Extracted data entries:
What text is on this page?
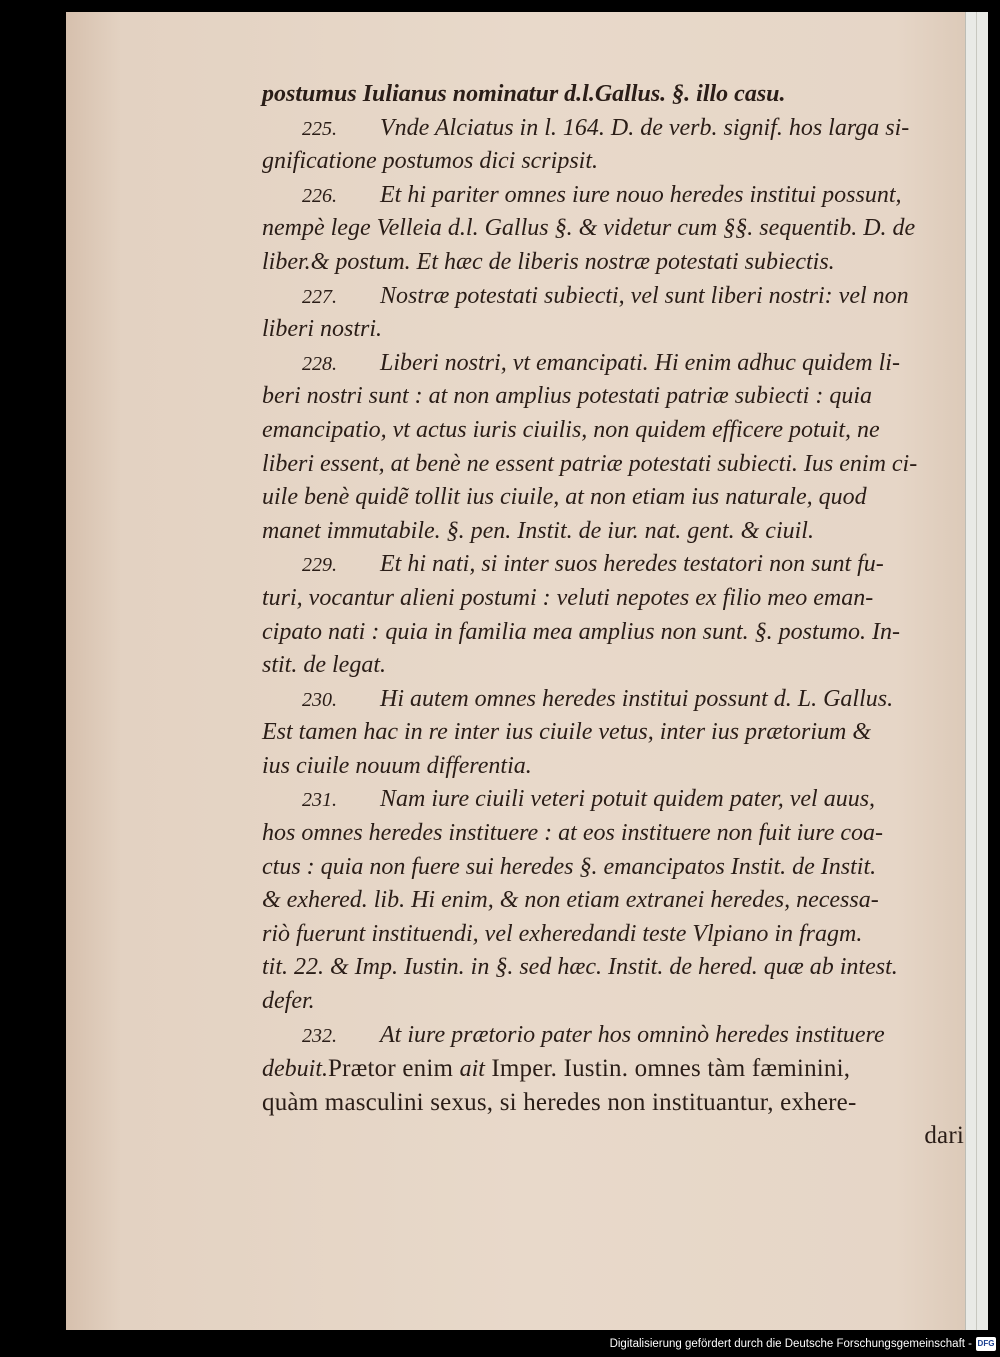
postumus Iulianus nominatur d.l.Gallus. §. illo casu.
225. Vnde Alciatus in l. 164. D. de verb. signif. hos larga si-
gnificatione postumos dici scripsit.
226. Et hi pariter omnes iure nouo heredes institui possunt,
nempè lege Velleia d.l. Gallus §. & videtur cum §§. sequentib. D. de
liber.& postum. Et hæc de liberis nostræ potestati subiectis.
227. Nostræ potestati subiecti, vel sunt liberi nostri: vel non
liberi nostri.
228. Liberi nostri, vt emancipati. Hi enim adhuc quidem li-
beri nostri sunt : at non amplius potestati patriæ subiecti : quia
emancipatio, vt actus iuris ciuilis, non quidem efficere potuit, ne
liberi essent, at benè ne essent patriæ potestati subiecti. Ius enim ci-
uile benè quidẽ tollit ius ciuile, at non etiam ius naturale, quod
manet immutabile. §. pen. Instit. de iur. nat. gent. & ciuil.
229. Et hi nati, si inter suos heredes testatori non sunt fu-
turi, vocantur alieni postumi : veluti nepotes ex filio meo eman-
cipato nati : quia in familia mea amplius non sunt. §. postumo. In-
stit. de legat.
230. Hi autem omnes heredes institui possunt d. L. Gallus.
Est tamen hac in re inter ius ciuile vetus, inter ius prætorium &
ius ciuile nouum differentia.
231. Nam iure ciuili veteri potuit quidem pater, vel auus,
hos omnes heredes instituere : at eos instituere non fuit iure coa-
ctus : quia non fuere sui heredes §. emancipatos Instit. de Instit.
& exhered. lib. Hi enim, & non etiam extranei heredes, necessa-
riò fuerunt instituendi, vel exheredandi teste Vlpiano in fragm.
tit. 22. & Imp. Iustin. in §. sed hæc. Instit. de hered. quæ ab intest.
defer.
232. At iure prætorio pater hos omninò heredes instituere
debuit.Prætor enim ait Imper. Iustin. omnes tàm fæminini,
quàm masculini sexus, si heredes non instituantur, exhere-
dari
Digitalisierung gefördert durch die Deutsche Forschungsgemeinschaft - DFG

• _Task prompt_:
Return every line of the records exactly as given, pictures excluded.

• _Task solution_:
What text is on this page?
postumus Iulianus nominatur d.l.Gallus. §. illo casu.
225. Vnde Alciatus in l. 164. D. de verb. signif. hos larga si-
gnificatione postumos dici scripsit.
226. Et hi pariter omnes iure nouo heredes institui possunt,
nempè lege Velleia d.l. Gallus §. & videtur cum §§. sequentib. D. de
liber.& postum. Et hæc de liberis nostræ potestati subiectis.
227. Nostræ potestati subiecti, vel sunt liberi nostri: vel non
liberi nostri.
228. Liberi nostri, vt emancipati. Hi enim adhuc quidem li-
beri nostri sunt : at non amplius potestati patriæ subiecti : quia
emancipatio, vt actus iuris ciuilis, non quidem efficere potuit, ne
liberi essent, at benè ne essent patriæ potestati subiecti. Ius enim ci-
uile benè quidẽ tollit ius ciuile, at non etiam ius naturale, quod
manet immutabile. §. pen. Instit. de iur. nat. gent. & ciuil.
229. Et hi nati, si inter suos heredes testatori non sunt fu-
turi, vocantur alieni postumi : veluti nepotes ex filio meo eman-
cipato nati : quia in familia mea amplius non sunt. §. postumo. In-
stit. de legat.
230. Hi autem omnes heredes institui possunt d. L. Gallus.
Est tamen hac in re inter ius ciuile vetus, inter ius prætorium &
ius ciuile nouum differentia.
231. Nam iure ciuili veteri potuit quidem pater, vel auus,
hos omnes heredes instituere : at eos instituere non fuit iure coa-
ctus : quia non fuere sui heredes §. emancipatos Instit. de Instit.
& exhered. lib. Hi enim, & non etiam extranei heredes, necessa-
riò fuerunt instituendi, vel exheredandi teste Vlpiano in fragm.
tit. 22. & Imp. Iustin. in §. sed hæc. Instit. de hered. quæ ab intest.
defer.
232. At iure prætorio pater hos omninò heredes instituere
debuit.Prætor enim ait Imper. Iustin. omnes tàm fæminini,
quàm masculini sexus, si heredes non instituantur, exhere-
dari
Digitalisierung gefördert durch die Deutsche Forschungsgemeinschaft - DFG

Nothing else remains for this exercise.